### WRITTEN TASK
All of the records below should be output exactly.

Stored records
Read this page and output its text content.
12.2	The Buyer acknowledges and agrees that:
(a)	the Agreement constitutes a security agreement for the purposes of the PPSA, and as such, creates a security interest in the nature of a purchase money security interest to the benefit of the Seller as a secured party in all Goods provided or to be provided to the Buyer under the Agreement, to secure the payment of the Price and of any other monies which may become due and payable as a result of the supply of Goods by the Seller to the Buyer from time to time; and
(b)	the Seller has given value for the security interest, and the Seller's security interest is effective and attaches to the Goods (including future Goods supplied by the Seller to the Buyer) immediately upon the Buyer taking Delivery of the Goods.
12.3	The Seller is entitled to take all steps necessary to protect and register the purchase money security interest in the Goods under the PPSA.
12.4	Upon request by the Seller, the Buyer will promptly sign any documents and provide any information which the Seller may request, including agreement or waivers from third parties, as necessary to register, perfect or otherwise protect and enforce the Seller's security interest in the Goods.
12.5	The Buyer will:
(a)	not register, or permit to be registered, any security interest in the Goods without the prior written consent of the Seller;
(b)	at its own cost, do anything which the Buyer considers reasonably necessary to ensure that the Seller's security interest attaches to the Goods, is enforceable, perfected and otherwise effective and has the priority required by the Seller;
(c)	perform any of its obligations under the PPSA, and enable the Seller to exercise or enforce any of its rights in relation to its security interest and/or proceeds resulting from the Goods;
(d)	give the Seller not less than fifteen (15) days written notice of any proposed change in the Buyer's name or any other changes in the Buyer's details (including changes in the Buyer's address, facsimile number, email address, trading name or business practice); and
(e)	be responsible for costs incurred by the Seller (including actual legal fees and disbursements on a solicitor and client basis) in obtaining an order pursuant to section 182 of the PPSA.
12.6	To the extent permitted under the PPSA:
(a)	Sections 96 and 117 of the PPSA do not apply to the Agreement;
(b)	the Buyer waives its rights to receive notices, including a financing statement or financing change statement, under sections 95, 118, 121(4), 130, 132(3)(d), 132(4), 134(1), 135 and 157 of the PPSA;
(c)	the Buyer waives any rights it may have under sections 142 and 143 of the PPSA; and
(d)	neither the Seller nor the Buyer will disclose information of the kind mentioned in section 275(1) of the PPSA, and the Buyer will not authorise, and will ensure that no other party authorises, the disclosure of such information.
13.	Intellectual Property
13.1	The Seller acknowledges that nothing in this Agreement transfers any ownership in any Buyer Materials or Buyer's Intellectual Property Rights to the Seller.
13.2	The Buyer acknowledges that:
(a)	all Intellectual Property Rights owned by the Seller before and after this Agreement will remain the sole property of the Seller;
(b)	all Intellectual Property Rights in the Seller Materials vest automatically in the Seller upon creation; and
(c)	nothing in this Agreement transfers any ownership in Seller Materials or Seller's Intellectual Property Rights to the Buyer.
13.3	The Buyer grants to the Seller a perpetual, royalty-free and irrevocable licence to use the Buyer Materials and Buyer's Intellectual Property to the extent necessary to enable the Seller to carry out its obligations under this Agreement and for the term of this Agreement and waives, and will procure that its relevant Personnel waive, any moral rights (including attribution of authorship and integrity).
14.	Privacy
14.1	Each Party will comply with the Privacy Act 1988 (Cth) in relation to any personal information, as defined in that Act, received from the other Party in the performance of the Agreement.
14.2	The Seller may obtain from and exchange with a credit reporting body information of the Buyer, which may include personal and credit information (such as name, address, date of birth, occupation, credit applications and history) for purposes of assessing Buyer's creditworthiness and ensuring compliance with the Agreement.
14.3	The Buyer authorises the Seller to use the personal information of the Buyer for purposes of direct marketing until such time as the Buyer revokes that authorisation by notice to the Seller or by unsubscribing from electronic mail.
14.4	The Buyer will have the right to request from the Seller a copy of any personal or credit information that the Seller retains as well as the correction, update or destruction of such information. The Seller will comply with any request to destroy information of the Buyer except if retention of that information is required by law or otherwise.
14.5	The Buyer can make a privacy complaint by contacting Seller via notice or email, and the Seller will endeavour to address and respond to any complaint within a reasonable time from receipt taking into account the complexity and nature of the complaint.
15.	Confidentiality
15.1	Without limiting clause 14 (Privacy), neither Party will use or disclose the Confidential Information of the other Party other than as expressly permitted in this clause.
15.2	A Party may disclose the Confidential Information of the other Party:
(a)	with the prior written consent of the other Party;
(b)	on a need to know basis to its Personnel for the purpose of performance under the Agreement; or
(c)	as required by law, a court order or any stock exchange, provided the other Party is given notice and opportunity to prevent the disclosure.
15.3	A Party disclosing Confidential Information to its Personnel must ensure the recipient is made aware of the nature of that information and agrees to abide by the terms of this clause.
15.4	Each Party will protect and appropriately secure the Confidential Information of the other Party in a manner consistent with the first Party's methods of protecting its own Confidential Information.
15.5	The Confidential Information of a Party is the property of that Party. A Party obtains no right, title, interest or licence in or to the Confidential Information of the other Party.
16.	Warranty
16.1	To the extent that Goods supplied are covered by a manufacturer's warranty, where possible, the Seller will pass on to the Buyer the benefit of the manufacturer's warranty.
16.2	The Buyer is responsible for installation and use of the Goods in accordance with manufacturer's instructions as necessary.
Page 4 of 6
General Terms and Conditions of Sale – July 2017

### SOLUTION
Read this page and output its text content.
12.2	The Buyer acknowledges and agrees that:
(a)	the Agreement constitutes a security agreement for the purposes of the PPSA, and as such, creates a security interest in the nature of a purchase money security interest to the benefit of the Seller as a secured party in all Goods provided or to be provided to the Buyer under the Agreement, to secure the payment of the Price and of any other monies which may become due and payable as a result of the supply of Goods by the Seller to the Buyer from time to time; and
(b)	the Seller has given value for the security interest, and the Seller's security interest is effective and attaches to the Goods (including future Goods supplied by the Seller to the Buyer) immediately upon the Buyer taking Delivery of the Goods.
12.3	The Seller is entitled to take all steps necessary to protect and register the purchase money security interest in the Goods under the PPSA.
12.4	Upon request by the Seller, the Buyer will promptly sign any documents and provide any information which the Seller may request, including agreement or waivers from third parties, as necessary to register, perfect or otherwise protect and enforce the Seller's security interest in the Goods.
12.5	The Buyer will:
(a)	not register, or permit to be registered, any security interest in the Goods without the prior written consent of the Seller;
(b)	at its own cost, do anything which the Buyer considers reasonably necessary to ensure that the Seller's security interest attaches to the Goods, is enforceable, perfected and otherwise effective and has the priority required by the Seller;
(c)	perform any of its obligations under the PPSA, and enable the Seller to exercise or enforce any of its rights in relation to its security interest and/or proceeds resulting from the Goods;
(d)	give the Seller not less than fifteen (15) days written notice of any proposed change in the Buyer's name or any other changes in the Buyer's details (including changes in the Buyer's address, facsimile number, email address, trading name or business practice); and
(e)	be responsible for costs incurred by the Seller (including actual legal fees and disbursements on a solicitor and client basis) in obtaining an order pursuant to section 182 of the PPSA.
12.6	To the extent permitted under the PPSA:
(a)	Sections 96 and 117 of the PPSA do not apply to the Agreement;
(b)	the Buyer waives its rights to receive notices, including a financing statement or financing change statement, under sections 95, 118, 121(4), 130, 132(3)(d), 132(4), 134(1), 135 and 157 of the PPSA;
(c)	the Buyer waives any rights it may have under sections 142 and 143 of the PPSA; and
(d)	neither the Seller nor the Buyer will disclose information of the kind mentioned in section 275(1) of the PPSA, and the Buyer will not authorise, and will ensure that no other party authorises, the disclosure of such information.
13.	Intellectual Property
13.1	The Seller acknowledges that nothing in this Agreement transfers any ownership in any Buyer Materials or Buyer's Intellectual Property Rights to the Seller.
13.2	The Buyer acknowledges that:
(a)	all Intellectual Property Rights owned by the Seller before and after this Agreement will remain the sole property of the Seller;
(b)	all Intellectual Property Rights in the Seller Materials vest automatically in the Seller upon creation; and
(c)	nothing in this Agreement transfers any ownership in Seller Materials or Seller's Intellectual Property Rights to the Buyer.
13.3	The Buyer grants to the Seller a perpetual, royalty-free and irrevocable licence to use the Buyer Materials and Buyer's Intellectual Property to the extent necessary to enable the Seller to carry out its obligations under this Agreement and for the term of this Agreement and waives, and will procure that its relevant Personnel waive, any moral rights (including attribution of authorship and integrity).
14.	Privacy
14.1	Each Party will comply with the Privacy Act 1988 (Cth) in relation to any personal information, as defined in that Act, received from the other Party in the performance of the Agreement.
14.2	The Seller may obtain from and exchange with a credit reporting body information of the Buyer, which may include personal and credit information (such as name, address, date of birth, occupation, credit applications and history) for purposes of assessing Buyer's creditworthiness and ensuring compliance with the Agreement.
14.3	The Buyer authorises the Seller to use the personal information of the Buyer for purposes of direct marketing until such time as the Buyer revokes that authorisation by notice to the Seller or by unsubscribing from electronic mail.
14.4	The Buyer will have the right to request from the Seller a copy of any personal or credit information that the Seller retains as well as the correction, update or destruction of such information. The Seller will comply with any request to destroy information of the Buyer except if retention of that information is required by law or otherwise.
14.5	The Buyer can make a privacy complaint by contacting Seller via notice or email, and the Seller will endeavour to address and respond to any complaint within a reasonable time from receipt taking into account the complexity and nature of the complaint.
15.	Confidentiality
15.1	Without limiting clause 14 (Privacy), neither Party will use or disclose the Confidential Information of the other Party other than as expressly permitted in this clause.
15.2	A Party may disclose the Confidential Information of the other Party:
(a)	with the prior written consent of the other Party;
(b)	on a need to know basis to its Personnel for the purpose of performance under the Agreement; or
(c)	as required by law, a court order or any stock exchange, provided the other Party is given notice and opportunity to prevent the disclosure.
15.3	A Party disclosing Confidential Information to its Personnel must ensure the recipient is made aware of the nature of that information and agrees to abide by the terms of this clause.
15.4	Each Party will protect and appropriately secure the Confidential Information of the other Party in a manner consistent with the first Party's methods of protecting its own Confidential Information.
15.5	The Confidential Information of a Party is the property of that Party. A Party obtains no right, title, interest or licence in or to the Confidential Information of the other Party.
16.	Warranty
16.1	To the extent that Goods supplied are covered by a manufacturer's warranty, where possible, the Seller will pass on to the Buyer the benefit of the manufacturer's warranty.
16.2	The Buyer is responsible for installation and use of the Goods in accordance with manufacturer's instructions as necessary.
Page 4 of 6
General Terms and Conditions of Sale – July 2017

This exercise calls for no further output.